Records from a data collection
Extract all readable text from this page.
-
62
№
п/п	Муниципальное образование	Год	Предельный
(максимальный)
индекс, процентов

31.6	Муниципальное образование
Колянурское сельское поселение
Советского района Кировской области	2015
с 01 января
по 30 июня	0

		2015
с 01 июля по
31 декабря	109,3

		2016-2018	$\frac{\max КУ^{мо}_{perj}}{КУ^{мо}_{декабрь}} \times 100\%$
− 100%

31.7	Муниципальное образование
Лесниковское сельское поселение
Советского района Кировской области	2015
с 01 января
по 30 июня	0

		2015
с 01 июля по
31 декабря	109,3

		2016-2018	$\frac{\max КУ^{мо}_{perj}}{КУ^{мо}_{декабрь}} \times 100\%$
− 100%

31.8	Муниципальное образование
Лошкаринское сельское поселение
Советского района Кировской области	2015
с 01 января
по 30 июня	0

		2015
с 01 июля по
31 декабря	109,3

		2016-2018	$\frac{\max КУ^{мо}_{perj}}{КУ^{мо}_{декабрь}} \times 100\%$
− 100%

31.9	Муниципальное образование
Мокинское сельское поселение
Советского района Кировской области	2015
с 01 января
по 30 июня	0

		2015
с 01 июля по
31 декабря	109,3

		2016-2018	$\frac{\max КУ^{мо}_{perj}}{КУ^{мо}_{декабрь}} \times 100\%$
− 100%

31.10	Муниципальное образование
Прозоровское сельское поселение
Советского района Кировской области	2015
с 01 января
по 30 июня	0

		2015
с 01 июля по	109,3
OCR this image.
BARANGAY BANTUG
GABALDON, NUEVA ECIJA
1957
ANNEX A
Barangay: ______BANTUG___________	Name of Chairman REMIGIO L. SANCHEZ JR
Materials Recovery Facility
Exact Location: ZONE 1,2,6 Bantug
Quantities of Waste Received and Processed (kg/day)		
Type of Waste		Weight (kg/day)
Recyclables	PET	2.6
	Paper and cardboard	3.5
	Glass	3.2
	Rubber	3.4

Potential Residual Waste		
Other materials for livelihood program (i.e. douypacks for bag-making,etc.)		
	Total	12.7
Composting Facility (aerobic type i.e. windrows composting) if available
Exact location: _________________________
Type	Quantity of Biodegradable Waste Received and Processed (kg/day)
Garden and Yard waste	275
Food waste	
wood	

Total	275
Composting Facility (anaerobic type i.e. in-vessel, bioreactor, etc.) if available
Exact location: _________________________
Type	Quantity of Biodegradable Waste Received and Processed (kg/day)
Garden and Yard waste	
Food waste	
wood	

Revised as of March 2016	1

==

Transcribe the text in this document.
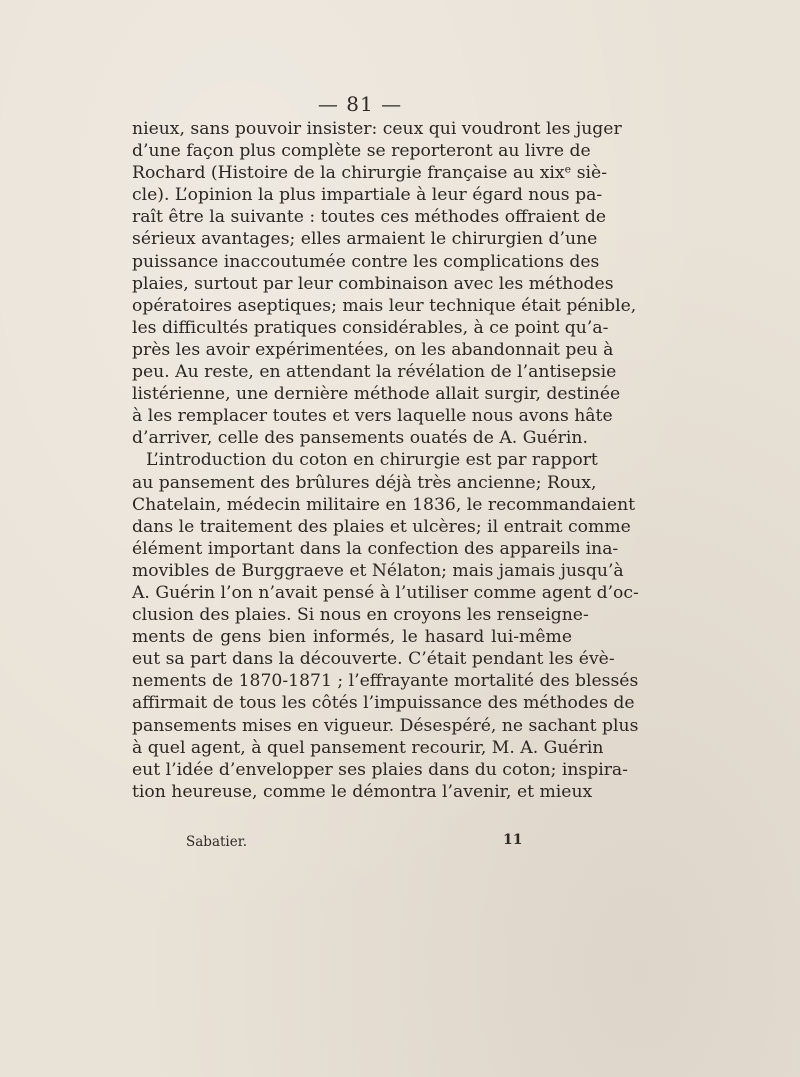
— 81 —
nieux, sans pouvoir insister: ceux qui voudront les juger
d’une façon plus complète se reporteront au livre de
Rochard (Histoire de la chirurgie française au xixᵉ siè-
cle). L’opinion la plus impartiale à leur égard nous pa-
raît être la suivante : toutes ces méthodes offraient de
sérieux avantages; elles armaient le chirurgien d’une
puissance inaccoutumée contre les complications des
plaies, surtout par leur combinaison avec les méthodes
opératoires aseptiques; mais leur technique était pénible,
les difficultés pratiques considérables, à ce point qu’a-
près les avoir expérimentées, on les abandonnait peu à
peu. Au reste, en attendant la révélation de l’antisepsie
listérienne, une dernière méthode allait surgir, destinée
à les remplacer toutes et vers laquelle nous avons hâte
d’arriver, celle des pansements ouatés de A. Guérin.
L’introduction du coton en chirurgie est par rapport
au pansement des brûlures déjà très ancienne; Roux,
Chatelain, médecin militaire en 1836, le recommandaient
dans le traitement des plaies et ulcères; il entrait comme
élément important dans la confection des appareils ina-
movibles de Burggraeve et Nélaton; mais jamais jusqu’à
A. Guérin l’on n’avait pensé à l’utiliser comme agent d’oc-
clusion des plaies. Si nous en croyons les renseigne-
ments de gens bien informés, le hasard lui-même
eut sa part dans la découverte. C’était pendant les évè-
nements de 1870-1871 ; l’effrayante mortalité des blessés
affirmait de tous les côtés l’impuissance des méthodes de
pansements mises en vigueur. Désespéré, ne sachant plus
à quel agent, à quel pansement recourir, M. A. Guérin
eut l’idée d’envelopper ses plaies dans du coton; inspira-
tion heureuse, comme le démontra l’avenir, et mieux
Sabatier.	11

---

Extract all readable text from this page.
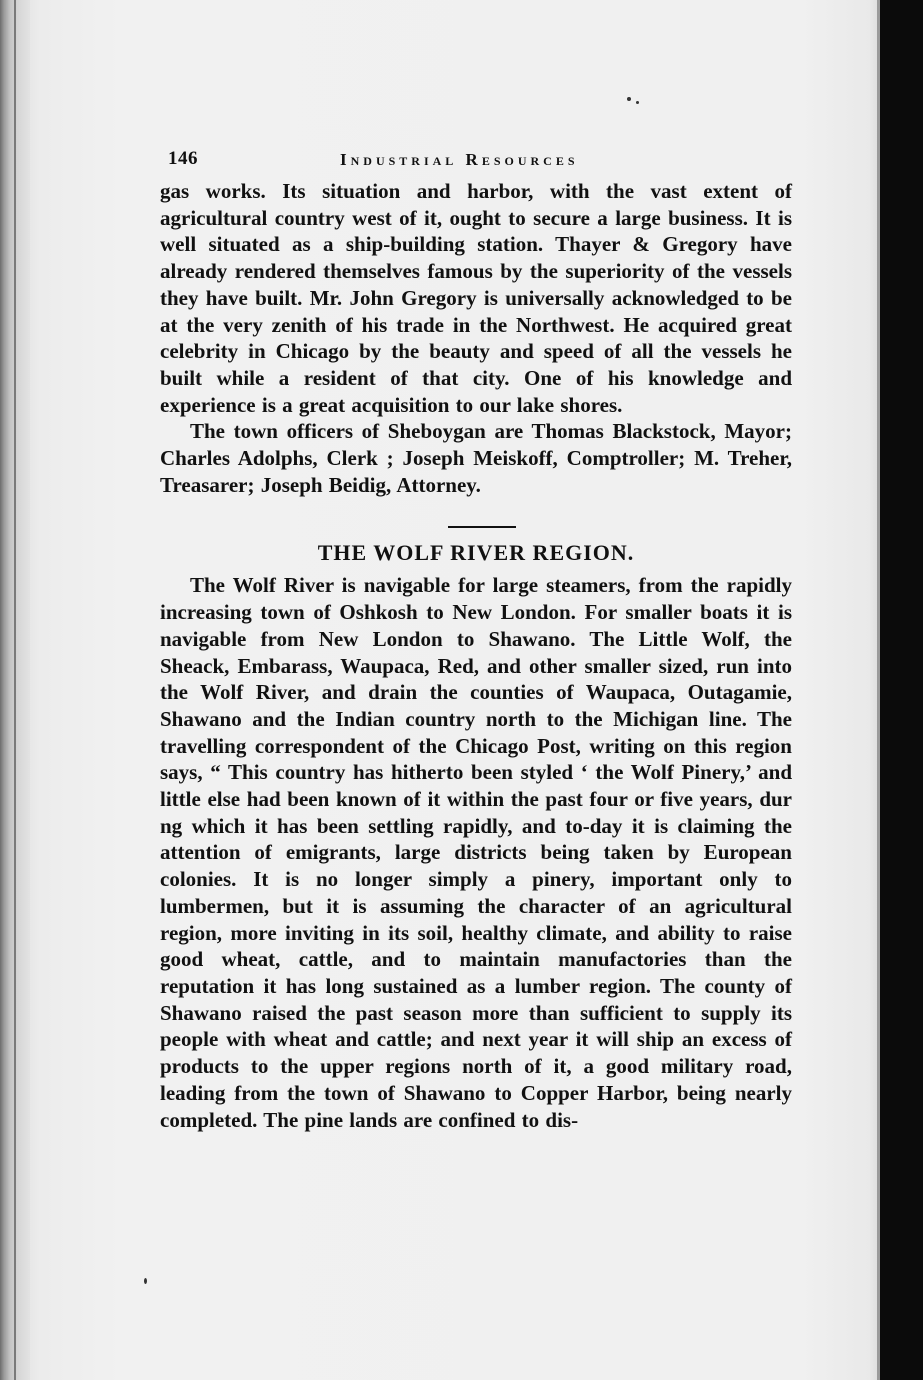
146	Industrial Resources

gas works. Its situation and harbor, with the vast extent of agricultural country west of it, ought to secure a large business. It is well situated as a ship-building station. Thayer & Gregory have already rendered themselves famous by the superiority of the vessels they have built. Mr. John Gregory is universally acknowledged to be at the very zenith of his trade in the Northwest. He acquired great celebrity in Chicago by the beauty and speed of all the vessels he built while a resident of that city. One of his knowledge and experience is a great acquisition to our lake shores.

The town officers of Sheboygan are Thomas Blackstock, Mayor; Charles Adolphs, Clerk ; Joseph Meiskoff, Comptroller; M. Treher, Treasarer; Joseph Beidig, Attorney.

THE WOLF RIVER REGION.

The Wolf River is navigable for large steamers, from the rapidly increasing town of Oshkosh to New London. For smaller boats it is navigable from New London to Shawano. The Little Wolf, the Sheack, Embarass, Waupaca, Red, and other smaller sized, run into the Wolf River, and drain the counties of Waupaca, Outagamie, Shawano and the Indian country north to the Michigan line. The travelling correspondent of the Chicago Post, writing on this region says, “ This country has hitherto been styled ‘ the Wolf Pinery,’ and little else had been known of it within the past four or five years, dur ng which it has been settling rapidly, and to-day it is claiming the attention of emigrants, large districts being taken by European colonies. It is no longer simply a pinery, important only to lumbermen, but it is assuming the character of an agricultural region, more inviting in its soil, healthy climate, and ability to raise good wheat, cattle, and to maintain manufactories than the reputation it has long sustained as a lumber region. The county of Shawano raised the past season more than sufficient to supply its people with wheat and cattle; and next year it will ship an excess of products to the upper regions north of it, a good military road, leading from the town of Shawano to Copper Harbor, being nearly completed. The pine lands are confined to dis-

- Written request -
Show each line holding the word "Yard".

- Response for this exercise -
Garden and Yard waste	275
Garden and Yard waste	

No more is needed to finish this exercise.